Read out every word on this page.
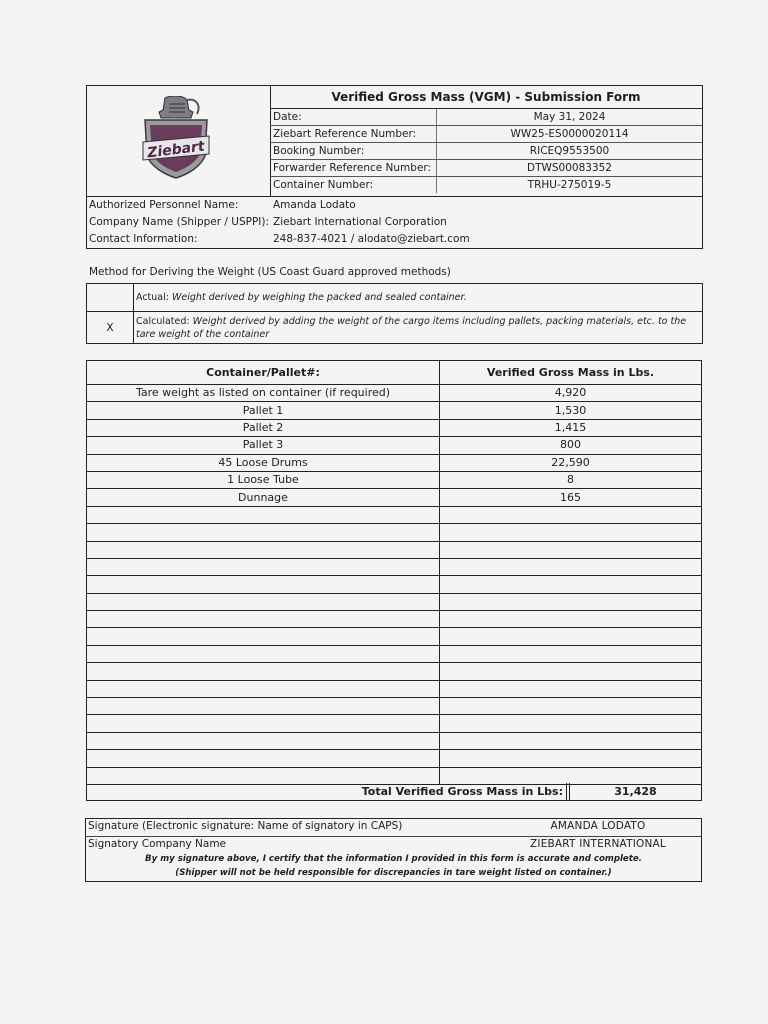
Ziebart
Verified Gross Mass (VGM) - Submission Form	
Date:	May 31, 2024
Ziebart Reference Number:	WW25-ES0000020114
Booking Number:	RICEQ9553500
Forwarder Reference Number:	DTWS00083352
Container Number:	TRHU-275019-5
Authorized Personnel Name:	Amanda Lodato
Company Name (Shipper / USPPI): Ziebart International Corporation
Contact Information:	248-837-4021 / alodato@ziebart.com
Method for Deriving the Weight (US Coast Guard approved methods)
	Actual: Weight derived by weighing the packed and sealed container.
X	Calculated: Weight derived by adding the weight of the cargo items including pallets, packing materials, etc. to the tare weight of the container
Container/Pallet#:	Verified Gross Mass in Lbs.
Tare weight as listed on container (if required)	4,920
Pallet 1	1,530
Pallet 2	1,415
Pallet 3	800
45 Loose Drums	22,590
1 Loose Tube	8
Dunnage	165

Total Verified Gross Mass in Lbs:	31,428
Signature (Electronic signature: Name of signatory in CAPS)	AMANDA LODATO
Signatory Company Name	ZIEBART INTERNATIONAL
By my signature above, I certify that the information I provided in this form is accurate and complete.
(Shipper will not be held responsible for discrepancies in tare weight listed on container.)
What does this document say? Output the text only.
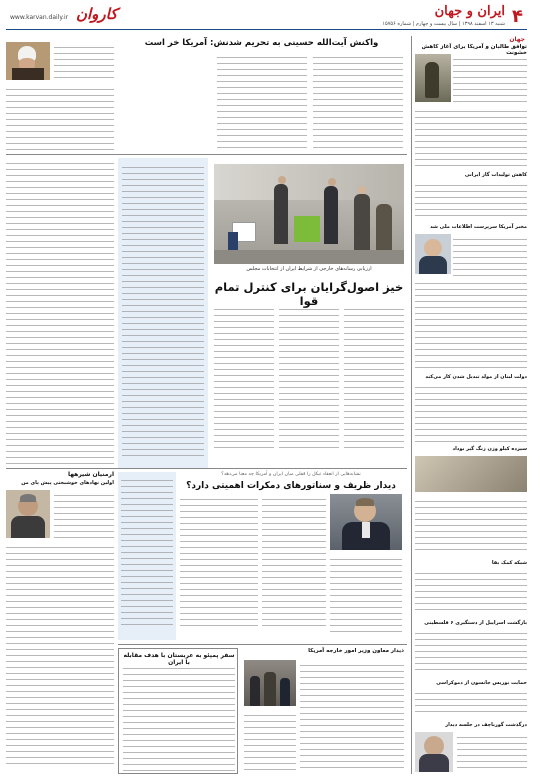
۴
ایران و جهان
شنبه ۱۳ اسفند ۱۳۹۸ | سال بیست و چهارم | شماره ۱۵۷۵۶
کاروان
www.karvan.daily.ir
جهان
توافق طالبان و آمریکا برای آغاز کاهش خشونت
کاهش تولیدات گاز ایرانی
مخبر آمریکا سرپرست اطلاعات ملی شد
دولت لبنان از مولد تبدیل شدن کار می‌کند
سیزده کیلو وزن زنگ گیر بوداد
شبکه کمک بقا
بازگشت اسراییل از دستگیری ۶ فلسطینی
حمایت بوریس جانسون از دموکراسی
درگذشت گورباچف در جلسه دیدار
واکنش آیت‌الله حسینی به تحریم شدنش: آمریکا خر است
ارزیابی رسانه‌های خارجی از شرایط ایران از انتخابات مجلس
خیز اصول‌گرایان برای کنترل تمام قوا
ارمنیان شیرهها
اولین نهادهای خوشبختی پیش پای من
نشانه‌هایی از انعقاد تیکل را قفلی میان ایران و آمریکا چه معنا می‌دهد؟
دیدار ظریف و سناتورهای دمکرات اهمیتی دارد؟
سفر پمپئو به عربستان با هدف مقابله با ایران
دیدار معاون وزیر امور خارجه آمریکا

----------------

## [Exercise instructions]
Pictures are to be left out; otherwise, copy exactly each line from the one containing "What does this" through the last line of the listing.

## [Completed exercise]
What does this document say? Output the text only.
۴
ایران و جهان
شنبه ۱۳ اسفند ۱۳۹۸ | سال بیست و چهارم | شماره ۱۵۷۵۶
کاروان
www.karvan.daily.ir
جهان
توافق طالبان و آمریکا برای آغاز کاهش خشونت
کاهش تولیدات گاز ایرانی
مخبر آمریکا سرپرست اطلاعات ملی شد
دولت لبنان از مولد تبدیل شدن کار می‌کند
سیزده کیلو وزن زنگ گیر بوداد
شبکه کمک بقا
بازگشت اسراییل از دستگیری ۶ فلسطینی
حمایت بوریس جانسون از دموکراسی
درگذشت گورباچف در جلسه دیدار
واکنش آیت‌الله حسینی به تحریم شدنش: آمریکا خر است
ارزیابی رسانه‌های خارجی از شرایط ایران از انتخابات مجلس
خیز اصول‌گرایان برای کنترل تمام قوا
ارمنیان شیرهها
اولین نهادهای خوشبختی پیش پای من
نشانه‌هایی از انعقاد تیکل را قفلی میان ایران و آمریکا چه معنا می‌دهد؟
دیدار ظریف و سناتورهای دمکرات اهمیتی دارد؟
سفر پمپئو به عربستان با هدف مقابله با ایران
دیدار معاون وزیر امور خارجه آمریکا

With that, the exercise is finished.